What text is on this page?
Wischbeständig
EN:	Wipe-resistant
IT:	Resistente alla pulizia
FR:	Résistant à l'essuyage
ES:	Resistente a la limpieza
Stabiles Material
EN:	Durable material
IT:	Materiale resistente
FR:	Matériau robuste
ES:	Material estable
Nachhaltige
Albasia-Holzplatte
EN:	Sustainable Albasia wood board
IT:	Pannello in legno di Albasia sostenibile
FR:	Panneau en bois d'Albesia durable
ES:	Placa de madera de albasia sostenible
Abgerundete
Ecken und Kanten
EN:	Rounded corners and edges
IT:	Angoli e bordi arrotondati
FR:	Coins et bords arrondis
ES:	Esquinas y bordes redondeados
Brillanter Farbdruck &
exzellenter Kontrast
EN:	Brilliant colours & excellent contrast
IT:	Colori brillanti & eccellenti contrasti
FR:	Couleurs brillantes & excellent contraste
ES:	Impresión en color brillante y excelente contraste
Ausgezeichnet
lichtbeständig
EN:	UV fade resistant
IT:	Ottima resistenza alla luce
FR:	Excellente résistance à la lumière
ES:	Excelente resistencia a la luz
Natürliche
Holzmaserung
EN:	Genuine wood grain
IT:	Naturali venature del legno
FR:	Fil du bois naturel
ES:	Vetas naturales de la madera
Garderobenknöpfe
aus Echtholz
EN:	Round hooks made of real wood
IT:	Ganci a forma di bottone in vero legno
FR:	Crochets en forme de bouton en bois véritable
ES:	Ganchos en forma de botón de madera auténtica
===
■ WRITTEN TASK
State how many lines above include the word "contraste", and nothing more.

■ WRITTEN ANSWER
2